— START OF DATASET —
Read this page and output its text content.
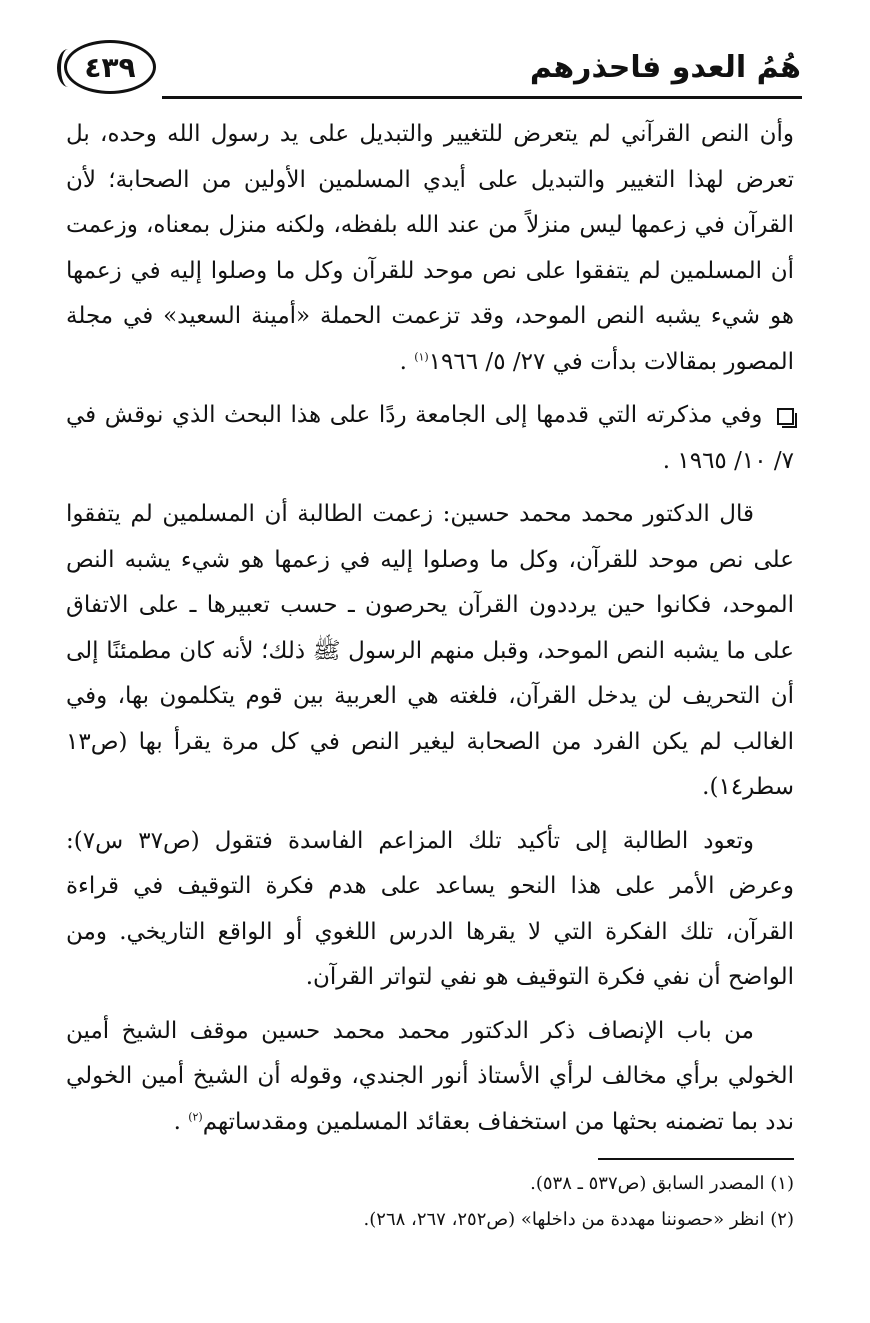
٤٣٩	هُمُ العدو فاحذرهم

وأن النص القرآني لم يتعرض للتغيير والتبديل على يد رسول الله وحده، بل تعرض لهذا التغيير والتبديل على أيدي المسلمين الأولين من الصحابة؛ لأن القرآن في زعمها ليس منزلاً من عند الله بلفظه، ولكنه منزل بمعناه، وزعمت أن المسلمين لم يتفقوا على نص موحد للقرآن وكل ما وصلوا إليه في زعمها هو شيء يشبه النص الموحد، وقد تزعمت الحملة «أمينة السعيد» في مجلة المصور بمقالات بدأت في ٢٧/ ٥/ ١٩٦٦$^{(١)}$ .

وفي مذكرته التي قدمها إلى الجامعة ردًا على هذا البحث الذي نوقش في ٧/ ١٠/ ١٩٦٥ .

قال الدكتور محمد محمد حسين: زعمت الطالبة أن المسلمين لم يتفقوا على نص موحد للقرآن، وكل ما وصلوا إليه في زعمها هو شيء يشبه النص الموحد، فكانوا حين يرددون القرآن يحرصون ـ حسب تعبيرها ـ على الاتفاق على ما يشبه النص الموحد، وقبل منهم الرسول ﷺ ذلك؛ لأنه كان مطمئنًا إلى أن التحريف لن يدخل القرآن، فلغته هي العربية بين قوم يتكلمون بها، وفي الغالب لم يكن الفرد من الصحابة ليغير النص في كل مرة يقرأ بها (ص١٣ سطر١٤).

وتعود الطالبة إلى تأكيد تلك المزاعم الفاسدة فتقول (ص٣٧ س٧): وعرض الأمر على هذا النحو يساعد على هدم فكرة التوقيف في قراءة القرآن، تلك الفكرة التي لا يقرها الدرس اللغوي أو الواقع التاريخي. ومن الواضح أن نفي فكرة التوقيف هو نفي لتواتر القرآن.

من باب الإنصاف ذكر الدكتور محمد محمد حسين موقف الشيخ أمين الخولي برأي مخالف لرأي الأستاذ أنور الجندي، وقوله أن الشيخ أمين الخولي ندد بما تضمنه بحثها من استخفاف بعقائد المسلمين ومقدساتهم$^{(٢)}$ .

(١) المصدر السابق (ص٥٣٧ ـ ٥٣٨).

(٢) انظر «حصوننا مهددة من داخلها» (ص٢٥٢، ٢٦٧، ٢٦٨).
— END OF DATASET —
**INSTRUCTIONS FOR THE TASK**
Copy each line exactly, and leave the pictures out of your copy.

**ANSWER**
Read this page and output its text content.
٤٣٩	هُمُ العدو فاحذرهم

وأن النص القرآني لم يتعرض للتغيير والتبديل على يد رسول الله وحده، بل تعرض لهذا التغيير والتبديل على أيدي المسلمين الأولين من الصحابة؛ لأن القرآن في زعمها ليس منزلاً من عند الله بلفظه، ولكنه منزل بمعناه، وزعمت أن المسلمين لم يتفقوا على نص موحد للقرآن وكل ما وصلوا إليه في زعمها هو شيء يشبه النص الموحد، وقد تزعمت الحملة «أمينة السعيد» في مجلة المصور بمقالات بدأت في ٢٧/ ٥/ ١٩٦٦$^{(١)}$ .

وفي مذكرته التي قدمها إلى الجامعة ردًا على هذا البحث الذي نوقش في ٧/ ١٠/ ١٩٦٥ .

قال الدكتور محمد محمد حسين: زعمت الطالبة أن المسلمين لم يتفقوا على نص موحد للقرآن، وكل ما وصلوا إليه في زعمها هو شيء يشبه النص الموحد، فكانوا حين يرددون القرآن يحرصون ـ حسب تعبيرها ـ على الاتفاق على ما يشبه النص الموحد، وقبل منهم الرسول ﷺ ذلك؛ لأنه كان مطمئنًا إلى أن التحريف لن يدخل القرآن، فلغته هي العربية بين قوم يتكلمون بها، وفي الغالب لم يكن الفرد من الصحابة ليغير النص في كل مرة يقرأ بها (ص١٣ سطر١٤).

وتعود الطالبة إلى تأكيد تلك المزاعم الفاسدة فتقول (ص٣٧ س٧): وعرض الأمر على هذا النحو يساعد على هدم فكرة التوقيف في قراءة القرآن، تلك الفكرة التي لا يقرها الدرس اللغوي أو الواقع التاريخي. ومن الواضح أن نفي فكرة التوقيف هو نفي لتواتر القرآن.

من باب الإنصاف ذكر الدكتور محمد محمد حسين موقف الشيخ أمين الخولي برأي مخالف لرأي الأستاذ أنور الجندي، وقوله أن الشيخ أمين الخولي ندد بما تضمنه بحثها من استخفاف بعقائد المسلمين ومقدساتهم$^{(٢)}$ .

(١) المصدر السابق (ص٥٣٧ ـ ٥٣٨).

(٢) انظر «حصوننا مهددة من داخلها» (ص٢٥٢، ٢٦٧، ٢٦٨).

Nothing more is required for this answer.